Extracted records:
■ ■ ■

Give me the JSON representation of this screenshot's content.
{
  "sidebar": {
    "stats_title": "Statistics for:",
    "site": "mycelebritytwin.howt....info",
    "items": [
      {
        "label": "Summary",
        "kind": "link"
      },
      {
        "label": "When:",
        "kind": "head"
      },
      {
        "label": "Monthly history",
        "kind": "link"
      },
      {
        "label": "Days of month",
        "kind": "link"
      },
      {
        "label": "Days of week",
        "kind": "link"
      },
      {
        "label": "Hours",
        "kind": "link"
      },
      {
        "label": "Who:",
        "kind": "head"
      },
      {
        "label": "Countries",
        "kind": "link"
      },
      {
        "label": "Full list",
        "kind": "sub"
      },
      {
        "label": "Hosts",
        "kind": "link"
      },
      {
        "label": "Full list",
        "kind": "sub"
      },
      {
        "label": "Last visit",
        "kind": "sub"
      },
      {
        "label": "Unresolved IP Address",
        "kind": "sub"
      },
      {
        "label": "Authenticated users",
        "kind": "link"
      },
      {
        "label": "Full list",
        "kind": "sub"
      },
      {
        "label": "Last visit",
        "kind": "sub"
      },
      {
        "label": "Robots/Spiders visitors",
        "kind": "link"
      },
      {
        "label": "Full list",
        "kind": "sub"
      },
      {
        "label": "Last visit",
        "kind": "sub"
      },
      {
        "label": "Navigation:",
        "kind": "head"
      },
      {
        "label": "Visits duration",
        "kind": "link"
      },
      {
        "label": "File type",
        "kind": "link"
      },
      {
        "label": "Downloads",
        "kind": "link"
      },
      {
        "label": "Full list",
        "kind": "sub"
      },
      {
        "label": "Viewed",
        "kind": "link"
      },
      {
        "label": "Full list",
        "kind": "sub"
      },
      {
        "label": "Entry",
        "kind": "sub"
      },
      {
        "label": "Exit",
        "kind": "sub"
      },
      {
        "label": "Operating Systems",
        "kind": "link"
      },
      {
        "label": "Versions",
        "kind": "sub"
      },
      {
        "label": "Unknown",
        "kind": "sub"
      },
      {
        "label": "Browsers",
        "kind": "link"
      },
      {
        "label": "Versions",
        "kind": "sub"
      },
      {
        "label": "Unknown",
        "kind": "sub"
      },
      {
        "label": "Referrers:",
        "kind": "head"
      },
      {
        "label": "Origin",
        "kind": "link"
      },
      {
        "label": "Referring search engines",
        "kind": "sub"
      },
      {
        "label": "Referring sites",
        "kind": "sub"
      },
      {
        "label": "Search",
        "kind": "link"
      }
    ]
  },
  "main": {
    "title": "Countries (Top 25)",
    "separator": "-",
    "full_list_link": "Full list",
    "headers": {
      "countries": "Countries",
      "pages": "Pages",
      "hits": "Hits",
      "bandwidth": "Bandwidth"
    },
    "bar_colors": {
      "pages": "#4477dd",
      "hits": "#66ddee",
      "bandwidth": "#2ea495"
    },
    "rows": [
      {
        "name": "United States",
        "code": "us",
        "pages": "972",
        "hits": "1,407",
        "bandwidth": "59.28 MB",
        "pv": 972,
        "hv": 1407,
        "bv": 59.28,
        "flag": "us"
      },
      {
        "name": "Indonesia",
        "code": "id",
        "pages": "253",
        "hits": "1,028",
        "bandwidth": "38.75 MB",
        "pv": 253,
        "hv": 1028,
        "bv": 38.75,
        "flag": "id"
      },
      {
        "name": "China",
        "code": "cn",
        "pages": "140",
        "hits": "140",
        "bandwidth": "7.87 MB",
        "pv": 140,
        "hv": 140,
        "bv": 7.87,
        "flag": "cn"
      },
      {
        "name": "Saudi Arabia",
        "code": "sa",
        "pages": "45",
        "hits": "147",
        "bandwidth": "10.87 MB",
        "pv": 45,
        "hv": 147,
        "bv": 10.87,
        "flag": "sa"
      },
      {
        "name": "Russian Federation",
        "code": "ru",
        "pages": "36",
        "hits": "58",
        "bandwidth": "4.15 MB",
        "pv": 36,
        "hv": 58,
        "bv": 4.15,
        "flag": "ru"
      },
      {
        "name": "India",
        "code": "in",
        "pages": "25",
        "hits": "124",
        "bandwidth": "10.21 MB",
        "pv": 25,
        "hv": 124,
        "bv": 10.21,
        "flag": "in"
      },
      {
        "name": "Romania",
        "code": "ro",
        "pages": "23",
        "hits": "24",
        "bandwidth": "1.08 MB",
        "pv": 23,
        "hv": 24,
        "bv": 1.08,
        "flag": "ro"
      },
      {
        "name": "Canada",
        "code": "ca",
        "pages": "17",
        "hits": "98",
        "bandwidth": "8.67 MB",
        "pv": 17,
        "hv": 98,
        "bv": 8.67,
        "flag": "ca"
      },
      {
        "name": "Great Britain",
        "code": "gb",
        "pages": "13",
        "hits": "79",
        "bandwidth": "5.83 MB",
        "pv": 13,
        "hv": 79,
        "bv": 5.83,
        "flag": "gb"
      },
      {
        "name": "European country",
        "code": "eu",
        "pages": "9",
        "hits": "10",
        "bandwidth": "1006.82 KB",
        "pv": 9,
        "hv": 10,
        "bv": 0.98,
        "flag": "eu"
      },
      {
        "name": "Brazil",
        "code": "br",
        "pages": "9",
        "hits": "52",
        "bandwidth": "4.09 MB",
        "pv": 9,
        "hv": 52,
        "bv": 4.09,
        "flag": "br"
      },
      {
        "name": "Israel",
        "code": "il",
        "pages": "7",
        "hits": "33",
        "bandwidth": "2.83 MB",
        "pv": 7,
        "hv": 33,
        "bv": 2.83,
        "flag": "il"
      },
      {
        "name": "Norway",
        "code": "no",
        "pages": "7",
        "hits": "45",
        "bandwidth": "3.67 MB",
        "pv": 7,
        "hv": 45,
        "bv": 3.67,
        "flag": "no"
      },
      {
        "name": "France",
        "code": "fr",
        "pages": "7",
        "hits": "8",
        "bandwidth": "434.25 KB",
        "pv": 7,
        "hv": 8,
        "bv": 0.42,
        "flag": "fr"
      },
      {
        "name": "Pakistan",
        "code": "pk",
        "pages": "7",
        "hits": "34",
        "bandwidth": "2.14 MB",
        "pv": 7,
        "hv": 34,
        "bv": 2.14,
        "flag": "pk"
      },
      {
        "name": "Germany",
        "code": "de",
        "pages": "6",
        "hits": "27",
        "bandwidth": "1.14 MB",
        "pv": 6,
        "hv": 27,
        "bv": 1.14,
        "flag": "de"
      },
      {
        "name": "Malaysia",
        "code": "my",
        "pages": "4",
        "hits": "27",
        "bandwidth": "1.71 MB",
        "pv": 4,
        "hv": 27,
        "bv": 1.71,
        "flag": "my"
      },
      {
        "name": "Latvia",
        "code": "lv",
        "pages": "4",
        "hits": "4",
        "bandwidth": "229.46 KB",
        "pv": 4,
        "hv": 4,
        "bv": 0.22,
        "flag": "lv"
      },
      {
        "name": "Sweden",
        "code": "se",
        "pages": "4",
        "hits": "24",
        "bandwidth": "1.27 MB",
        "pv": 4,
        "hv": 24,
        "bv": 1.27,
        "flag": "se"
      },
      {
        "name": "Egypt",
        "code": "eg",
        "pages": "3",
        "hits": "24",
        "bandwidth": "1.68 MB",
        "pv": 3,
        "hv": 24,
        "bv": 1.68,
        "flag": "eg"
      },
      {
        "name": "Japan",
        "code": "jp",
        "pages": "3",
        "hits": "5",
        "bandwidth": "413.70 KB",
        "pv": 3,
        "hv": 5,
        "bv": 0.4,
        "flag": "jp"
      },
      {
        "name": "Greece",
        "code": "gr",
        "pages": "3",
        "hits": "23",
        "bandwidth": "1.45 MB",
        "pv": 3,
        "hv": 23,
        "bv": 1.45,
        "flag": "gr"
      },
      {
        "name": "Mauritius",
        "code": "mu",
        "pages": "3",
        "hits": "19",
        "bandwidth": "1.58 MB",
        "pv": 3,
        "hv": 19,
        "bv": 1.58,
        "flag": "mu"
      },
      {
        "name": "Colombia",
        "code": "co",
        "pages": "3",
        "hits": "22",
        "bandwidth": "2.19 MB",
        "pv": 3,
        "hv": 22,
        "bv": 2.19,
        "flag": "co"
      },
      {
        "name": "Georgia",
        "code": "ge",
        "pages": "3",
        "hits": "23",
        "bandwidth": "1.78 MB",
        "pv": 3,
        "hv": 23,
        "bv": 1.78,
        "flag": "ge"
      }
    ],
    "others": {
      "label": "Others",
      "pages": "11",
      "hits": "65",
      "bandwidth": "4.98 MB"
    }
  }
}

■ ■ ■

Using the listing above, pull out all lines that hold the word "Days".

▶ [Reply to the task]:
        "label": "Days of month",
        "label": "Days of week",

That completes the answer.